[Collected data entries]
::::
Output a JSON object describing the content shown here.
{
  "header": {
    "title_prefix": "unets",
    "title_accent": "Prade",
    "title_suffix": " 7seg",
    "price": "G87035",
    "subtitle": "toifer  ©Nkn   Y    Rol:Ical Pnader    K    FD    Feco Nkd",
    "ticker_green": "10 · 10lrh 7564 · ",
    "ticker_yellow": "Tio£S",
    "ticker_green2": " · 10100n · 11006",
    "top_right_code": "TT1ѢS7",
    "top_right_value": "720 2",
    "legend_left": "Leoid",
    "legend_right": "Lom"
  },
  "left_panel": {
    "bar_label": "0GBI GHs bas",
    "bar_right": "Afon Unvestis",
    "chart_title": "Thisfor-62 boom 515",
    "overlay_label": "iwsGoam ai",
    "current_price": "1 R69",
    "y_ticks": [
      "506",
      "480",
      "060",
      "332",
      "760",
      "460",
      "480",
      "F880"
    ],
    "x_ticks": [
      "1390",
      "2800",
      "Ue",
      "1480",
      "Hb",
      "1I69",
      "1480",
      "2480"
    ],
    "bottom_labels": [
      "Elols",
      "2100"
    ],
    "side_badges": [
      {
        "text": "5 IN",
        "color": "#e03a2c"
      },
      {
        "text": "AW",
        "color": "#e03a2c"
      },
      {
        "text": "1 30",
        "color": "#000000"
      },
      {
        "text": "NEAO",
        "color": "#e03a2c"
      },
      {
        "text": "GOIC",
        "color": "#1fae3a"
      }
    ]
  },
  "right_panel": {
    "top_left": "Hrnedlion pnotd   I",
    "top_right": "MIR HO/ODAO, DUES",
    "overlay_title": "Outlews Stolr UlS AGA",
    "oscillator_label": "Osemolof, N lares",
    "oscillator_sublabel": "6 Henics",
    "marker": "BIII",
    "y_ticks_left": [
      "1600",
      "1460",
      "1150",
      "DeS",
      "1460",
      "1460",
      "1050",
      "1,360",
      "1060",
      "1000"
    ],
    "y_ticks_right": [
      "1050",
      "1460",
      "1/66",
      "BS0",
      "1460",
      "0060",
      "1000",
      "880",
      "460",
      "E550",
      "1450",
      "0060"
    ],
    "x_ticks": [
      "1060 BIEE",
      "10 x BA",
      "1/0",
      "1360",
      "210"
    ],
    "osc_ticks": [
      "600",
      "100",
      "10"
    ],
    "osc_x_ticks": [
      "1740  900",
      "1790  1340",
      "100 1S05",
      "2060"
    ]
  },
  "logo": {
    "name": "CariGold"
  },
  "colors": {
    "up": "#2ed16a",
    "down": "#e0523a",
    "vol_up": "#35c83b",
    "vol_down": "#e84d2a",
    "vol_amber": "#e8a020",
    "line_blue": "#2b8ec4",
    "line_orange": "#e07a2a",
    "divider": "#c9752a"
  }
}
::::
**Job**
Return every line exactly.

**Solution to this exercise**
Output a JSON object describing the content shown here.
{
  "header": {
    "title_prefix": "unets",
    "title_accent": "Prade",
    "title_suffix": " 7seg",
    "price": "G87035",
    "subtitle": "toifer  ©Nkn   Y    Rol:Ical Pnader    K    FD    Feco Nkd",
    "ticker_green": "10 · 10lrh 7564 · ",
    "ticker_yellow": "Tio£S",
    "ticker_green2": " · 10100n · 11006",
    "top_right_code": "TT1ѢS7",
    "top_right_value": "720 2",
    "legend_left": "Leoid",
    "legend_right": "Lom"
  },
  "left_panel": {
    "bar_label": "0GBI GHs bas",
    "bar_right": "Afon Unvestis",
    "chart_title": "Thisfor-62 boom 515",
    "overlay_label": "iwsGoam ai",
    "current_price": "1 R69",
    "y_ticks": [
      "506",
      "480",
      "060",
      "332",
      "760",
      "460",
      "480",
      "F880"
    ],
    "x_ticks": [
      "1390",
      "2800",
      "Ue",
      "1480",
      "Hb",
      "1I69",
      "1480",
      "2480"
    ],
    "bottom_labels": [
      "Elols",
      "2100"
    ],
    "side_badges": [
      {
        "text": "5 IN",
        "color": "#e03a2c"
      },
      {
        "text": "AW",
        "color": "#e03a2c"
      },
      {
        "text": "1 30",
        "color": "#000000"
      },
      {
        "text": "NEAO",
        "color": "#e03a2c"
      },
      {
        "text": "GOIC",
        "color": "#1fae3a"
      }
    ]
  },
  "right_panel": {
    "top_left": "Hrnedlion pnotd   I",
    "top_right": "MIR HO/ODAO, DUES",
    "overlay_title": "Outlews Stolr UlS AGA",
    "oscillator_label": "Osemolof, N lares",
    "oscillator_sublabel": "6 Henics",
    "marker": "BIII",
    "y_ticks_left": [
      "1600",
      "1460",
      "1150",
      "DeS",
      "1460",
      "1460",
      "1050",
      "1,360",
      "1060",
      "1000"
    ],
    "y_ticks_right": [
      "1050",
      "1460",
      "1/66",
      "BS0",
      "1460",
      "0060",
      "1000",
      "880",
      "460",
      "E550",
      "1450",
      "0060"
    ],
    "x_ticks": [
      "1060 BIEE",
      "10 x BA",
      "1/0",
      "1360",
      "210"
    ],
    "osc_ticks": [
      "600",
      "100",
      "10"
    ],
    "osc_x_ticks": [
      "1740  900",
      "1790  1340",
      "100 1S05",
      "2060"
    ]
  },
  "logo": {
    "name": "CariGold"
  },
  "colors": {
    "up": "#2ed16a",
    "down": "#e0523a",
    "vol_up": "#35c83b",
    "vol_down": "#e84d2a",
    "vol_amber": "#e8a020",
    "line_blue": "#2b8ec4",
    "line_orange": "#e07a2a",
    "divider": "#c9752a"
  }
}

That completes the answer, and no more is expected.